__MATERIAL__.
--
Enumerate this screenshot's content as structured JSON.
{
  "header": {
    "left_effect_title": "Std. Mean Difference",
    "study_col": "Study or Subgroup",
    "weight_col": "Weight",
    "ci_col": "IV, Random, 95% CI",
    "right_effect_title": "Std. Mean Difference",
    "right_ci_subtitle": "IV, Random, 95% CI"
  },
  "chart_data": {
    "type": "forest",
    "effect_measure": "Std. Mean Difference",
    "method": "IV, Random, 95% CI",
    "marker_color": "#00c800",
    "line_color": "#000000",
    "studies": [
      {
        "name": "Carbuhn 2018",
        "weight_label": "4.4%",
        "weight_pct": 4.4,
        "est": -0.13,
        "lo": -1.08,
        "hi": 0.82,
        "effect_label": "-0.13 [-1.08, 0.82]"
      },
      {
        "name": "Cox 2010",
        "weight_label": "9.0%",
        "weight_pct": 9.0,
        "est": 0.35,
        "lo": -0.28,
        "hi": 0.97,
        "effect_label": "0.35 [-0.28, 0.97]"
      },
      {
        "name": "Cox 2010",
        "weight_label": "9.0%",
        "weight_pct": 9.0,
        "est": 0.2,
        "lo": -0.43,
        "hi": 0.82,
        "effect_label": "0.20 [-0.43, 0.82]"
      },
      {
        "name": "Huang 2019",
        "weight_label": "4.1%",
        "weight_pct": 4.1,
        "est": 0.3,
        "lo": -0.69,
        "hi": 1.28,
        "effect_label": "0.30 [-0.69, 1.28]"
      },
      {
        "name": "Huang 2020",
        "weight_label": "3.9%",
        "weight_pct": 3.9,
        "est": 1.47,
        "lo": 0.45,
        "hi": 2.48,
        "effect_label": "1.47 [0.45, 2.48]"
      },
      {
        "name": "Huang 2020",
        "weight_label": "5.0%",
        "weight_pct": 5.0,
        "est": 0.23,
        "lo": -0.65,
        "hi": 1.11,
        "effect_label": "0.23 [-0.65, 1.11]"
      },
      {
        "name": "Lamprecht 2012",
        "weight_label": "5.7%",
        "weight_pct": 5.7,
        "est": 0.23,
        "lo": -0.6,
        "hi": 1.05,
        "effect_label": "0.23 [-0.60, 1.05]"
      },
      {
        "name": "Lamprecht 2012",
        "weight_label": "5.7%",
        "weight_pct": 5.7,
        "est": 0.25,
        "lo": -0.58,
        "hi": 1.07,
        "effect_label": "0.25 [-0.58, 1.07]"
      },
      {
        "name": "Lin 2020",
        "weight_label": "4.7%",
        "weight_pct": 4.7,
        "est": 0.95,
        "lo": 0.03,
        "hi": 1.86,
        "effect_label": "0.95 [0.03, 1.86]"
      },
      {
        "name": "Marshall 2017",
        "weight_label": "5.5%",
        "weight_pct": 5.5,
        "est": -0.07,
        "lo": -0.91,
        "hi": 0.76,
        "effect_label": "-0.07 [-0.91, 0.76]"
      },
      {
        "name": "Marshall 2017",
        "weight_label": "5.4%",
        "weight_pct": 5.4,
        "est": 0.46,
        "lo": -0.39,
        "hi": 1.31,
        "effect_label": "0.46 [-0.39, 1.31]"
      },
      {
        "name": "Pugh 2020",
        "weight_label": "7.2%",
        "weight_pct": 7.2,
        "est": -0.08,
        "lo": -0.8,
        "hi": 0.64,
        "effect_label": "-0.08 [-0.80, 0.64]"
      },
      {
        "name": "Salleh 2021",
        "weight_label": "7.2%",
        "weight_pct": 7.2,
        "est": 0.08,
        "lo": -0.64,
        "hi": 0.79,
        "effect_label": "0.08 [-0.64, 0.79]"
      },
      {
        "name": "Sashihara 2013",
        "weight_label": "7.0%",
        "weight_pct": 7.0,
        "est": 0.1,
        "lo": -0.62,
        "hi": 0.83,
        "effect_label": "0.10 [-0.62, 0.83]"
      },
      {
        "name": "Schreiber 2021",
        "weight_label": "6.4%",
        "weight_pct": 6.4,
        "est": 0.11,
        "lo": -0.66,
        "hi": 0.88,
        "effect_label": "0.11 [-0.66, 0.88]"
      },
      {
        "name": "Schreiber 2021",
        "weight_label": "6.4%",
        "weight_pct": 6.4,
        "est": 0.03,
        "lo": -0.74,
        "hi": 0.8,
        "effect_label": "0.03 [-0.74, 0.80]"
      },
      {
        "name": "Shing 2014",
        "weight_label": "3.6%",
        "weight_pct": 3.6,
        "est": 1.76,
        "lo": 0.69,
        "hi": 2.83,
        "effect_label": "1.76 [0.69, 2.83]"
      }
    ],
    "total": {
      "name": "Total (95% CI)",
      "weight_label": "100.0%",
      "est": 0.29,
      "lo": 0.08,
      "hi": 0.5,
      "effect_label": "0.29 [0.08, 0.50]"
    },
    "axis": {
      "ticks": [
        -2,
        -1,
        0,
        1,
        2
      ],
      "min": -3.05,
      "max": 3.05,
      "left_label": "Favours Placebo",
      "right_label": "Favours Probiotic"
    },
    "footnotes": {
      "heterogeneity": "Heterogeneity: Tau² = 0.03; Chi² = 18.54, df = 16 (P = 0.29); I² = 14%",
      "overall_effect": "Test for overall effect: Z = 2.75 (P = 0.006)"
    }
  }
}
--
__GOAL OF THE EXERCISE__. Check each line of the data above for the word "Mean", then state how many lines have it. Give the number alone.

__THE COMPLETED TASK__. 3